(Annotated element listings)
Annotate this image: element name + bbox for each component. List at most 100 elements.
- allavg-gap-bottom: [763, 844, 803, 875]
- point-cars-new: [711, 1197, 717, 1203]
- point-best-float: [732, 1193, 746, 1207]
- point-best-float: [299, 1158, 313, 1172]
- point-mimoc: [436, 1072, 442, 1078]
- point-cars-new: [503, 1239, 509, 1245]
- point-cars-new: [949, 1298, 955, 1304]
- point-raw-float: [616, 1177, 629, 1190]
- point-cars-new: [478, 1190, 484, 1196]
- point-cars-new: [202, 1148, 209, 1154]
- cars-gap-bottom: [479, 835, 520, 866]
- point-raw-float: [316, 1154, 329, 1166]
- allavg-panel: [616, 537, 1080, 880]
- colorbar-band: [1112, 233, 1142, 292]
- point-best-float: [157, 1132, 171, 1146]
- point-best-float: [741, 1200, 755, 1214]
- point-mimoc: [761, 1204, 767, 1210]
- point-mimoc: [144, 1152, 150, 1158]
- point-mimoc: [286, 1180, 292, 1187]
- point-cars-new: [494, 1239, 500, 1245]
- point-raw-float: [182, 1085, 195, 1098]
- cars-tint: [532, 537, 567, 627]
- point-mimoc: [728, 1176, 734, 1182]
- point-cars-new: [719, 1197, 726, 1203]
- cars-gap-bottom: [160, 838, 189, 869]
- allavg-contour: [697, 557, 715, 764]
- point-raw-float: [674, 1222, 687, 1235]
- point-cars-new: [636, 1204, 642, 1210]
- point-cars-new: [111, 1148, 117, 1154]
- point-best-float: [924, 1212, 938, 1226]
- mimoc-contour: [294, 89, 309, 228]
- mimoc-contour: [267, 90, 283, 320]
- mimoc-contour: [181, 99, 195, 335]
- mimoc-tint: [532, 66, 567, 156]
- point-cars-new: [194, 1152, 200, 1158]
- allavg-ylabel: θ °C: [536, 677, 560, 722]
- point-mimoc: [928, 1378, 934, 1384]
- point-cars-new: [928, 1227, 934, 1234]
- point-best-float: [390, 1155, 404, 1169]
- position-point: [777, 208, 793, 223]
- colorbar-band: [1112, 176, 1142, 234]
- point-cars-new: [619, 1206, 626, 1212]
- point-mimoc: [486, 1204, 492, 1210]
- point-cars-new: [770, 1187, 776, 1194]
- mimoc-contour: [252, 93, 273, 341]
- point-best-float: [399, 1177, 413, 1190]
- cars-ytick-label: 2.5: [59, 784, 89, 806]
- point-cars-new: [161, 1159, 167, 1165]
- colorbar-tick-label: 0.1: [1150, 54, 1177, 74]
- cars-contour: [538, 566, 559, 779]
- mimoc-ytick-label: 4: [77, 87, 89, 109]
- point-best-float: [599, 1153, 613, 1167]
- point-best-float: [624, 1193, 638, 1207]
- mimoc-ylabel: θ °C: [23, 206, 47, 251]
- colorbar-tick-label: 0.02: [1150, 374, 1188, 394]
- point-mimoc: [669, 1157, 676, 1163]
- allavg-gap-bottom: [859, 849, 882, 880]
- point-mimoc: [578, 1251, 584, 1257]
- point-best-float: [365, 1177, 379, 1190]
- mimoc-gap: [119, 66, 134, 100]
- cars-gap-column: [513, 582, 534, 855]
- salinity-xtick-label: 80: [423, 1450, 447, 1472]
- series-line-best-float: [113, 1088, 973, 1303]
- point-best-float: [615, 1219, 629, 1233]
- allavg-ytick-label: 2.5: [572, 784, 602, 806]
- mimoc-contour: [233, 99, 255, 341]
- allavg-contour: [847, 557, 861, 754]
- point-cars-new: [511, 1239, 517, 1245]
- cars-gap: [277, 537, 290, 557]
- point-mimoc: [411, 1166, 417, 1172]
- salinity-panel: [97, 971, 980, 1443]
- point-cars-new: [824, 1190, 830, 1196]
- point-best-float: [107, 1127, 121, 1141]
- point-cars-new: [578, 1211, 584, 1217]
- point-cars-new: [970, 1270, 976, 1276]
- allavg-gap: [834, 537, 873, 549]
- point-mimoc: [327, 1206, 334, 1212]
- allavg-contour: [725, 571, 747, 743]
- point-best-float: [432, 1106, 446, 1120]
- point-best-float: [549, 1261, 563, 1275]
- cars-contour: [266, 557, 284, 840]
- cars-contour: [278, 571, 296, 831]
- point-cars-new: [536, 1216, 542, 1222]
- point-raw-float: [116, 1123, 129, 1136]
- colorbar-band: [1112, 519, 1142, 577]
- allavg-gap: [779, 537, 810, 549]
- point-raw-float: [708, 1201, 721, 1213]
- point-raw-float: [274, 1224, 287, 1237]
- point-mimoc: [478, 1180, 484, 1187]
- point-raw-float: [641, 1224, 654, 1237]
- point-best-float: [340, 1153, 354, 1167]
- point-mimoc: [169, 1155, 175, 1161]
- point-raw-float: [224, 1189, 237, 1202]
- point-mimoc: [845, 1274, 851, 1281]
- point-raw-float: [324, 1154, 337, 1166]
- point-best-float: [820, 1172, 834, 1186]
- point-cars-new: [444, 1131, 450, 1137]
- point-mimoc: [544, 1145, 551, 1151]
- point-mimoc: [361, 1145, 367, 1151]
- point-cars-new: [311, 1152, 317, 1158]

Stated goal: Reproduce each of the items above line for line, with no changes.

Response to the task:
Annotate this image: element name + bbox for each component. List at most 100 elements.
- allavg-gap-bottom: [763, 844, 803, 875]
- point-cars-new: [711, 1197, 717, 1203]
- point-best-float: [732, 1193, 746, 1207]
- point-best-float: [299, 1158, 313, 1172]
- point-mimoc: [436, 1072, 442, 1078]
- point-cars-new: [503, 1239, 509, 1245]
- point-cars-new: [949, 1298, 955, 1304]
- point-raw-float: [616, 1177, 629, 1190]
- point-cars-new: [478, 1190, 484, 1196]
- point-cars-new: [202, 1148, 209, 1154]
- cars-gap-bottom: [479, 835, 520, 866]
- point-raw-float: [316, 1154, 329, 1166]
- allavg-panel: [616, 537, 1080, 880]
- colorbar-band: [1112, 233, 1142, 292]
- point-best-float: [157, 1132, 171, 1146]
- point-best-float: [741, 1200, 755, 1214]
- point-mimoc: [761, 1204, 767, 1210]
- point-mimoc: [144, 1152, 150, 1158]
- point-mimoc: [286, 1180, 292, 1187]
- point-cars-new: [494, 1239, 500, 1245]
- point-raw-float: [182, 1085, 195, 1098]
- cars-tint: [532, 537, 567, 627]
- point-mimoc: [728, 1176, 734, 1182]
- point-cars-new: [719, 1197, 726, 1203]
- cars-gap-bottom: [160, 838, 189, 869]
- allavg-contour: [697, 557, 715, 764]
- point-raw-float: [674, 1222, 687, 1235]
- point-cars-new: [636, 1204, 642, 1210]
- point-cars-new: [111, 1148, 117, 1154]
- point-best-float: [924, 1212, 938, 1226]
- mimoc-contour: [294, 89, 309, 228]
- mimoc-contour: [267, 90, 283, 320]
- mimoc-contour: [181, 99, 195, 335]
- mimoc-tint: [532, 66, 567, 156]
- point-cars-new: [194, 1152, 200, 1158]
- allavg-ylabel: θ °C: [536, 677, 560, 722]
- point-mimoc: [928, 1378, 934, 1384]
- point-cars-new: [928, 1227, 934, 1234]
- point-best-float: [390, 1155, 404, 1169]
- position-point: [777, 208, 793, 223]
- colorbar-band: [1112, 176, 1142, 234]
- point-cars-new: [619, 1206, 626, 1212]
- point-mimoc: [486, 1204, 492, 1210]
- point-cars-new: [770, 1187, 776, 1194]
- mimoc-contour: [252, 93, 273, 341]
- point-best-float: [399, 1177, 413, 1190]
- cars-ytick-label: 2.5: [59, 784, 89, 806]
- point-cars-new: [161, 1159, 167, 1165]
- colorbar-tick-label: 0.1: [1150, 54, 1177, 74]
- cars-contour: [538, 566, 559, 779]
- mimoc-ytick-label: 4: [77, 87, 89, 109]
- point-best-float: [599, 1153, 613, 1167]
- point-best-float: [624, 1193, 638, 1207]
- mimoc-ylabel: θ °C: [23, 206, 47, 251]
- colorbar-tick-label: 0.02: [1150, 374, 1188, 394]
- point-mimoc: [669, 1157, 676, 1163]
- allavg-gap-bottom: [859, 849, 882, 880]
- point-mimoc: [578, 1251, 584, 1257]
- point-best-float: [365, 1177, 379, 1190]
- mimoc-gap: [119, 66, 134, 100]
- cars-gap-column: [513, 582, 534, 855]
- salinity-xtick-label: 80: [423, 1450, 447, 1472]
- series-line-best-float: [113, 1088, 973, 1303]
- point-best-float: [615, 1219, 629, 1233]
- allavg-ytick-label: 2.5: [572, 784, 602, 806]
- mimoc-contour: [233, 99, 255, 341]
- allavg-contour: [847, 557, 861, 754]
- point-cars-new: [511, 1239, 517, 1245]
- cars-gap: [277, 537, 290, 557]
- point-mimoc: [411, 1166, 417, 1172]
- salinity-panel: [97, 971, 980, 1443]
- point-cars-new: [824, 1190, 830, 1196]
- point-best-float: [107, 1127, 121, 1141]
- point-cars-new: [578, 1211, 584, 1217]
- point-cars-new: [970, 1270, 976, 1276]
- allavg-gap: [834, 537, 873, 549]
- point-mimoc: [327, 1206, 334, 1212]
- allavg-contour: [725, 571, 747, 743]
- point-best-float: [432, 1106, 446, 1120]
- point-best-float: [549, 1261, 563, 1275]
- cars-contour: [266, 557, 284, 840]
- cars-contour: [278, 571, 296, 831]
- point-cars-new: [536, 1216, 542, 1222]
- point-raw-float: [116, 1123, 129, 1136]
- colorbar-band: [1112, 519, 1142, 577]
- allavg-gap: [779, 537, 810, 549]
- point-raw-float: [708, 1201, 721, 1213]
- point-raw-float: [274, 1224, 287, 1237]
- point-mimoc: [478, 1180, 484, 1187]
- point-raw-float: [641, 1224, 654, 1237]
- point-best-float: [340, 1153, 354, 1167]
- point-mimoc: [169, 1155, 175, 1161]
- point-raw-float: [224, 1189, 237, 1202]
- point-mimoc: [845, 1274, 851, 1281]
- point-raw-float: [324, 1154, 337, 1166]
- point-best-float: [820, 1172, 834, 1186]
- point-cars-new: [444, 1131, 450, 1137]
- point-mimoc: [544, 1145, 551, 1151]
- point-mimoc: [361, 1145, 367, 1151]
- point-cars-new: [311, 1152, 317, 1158]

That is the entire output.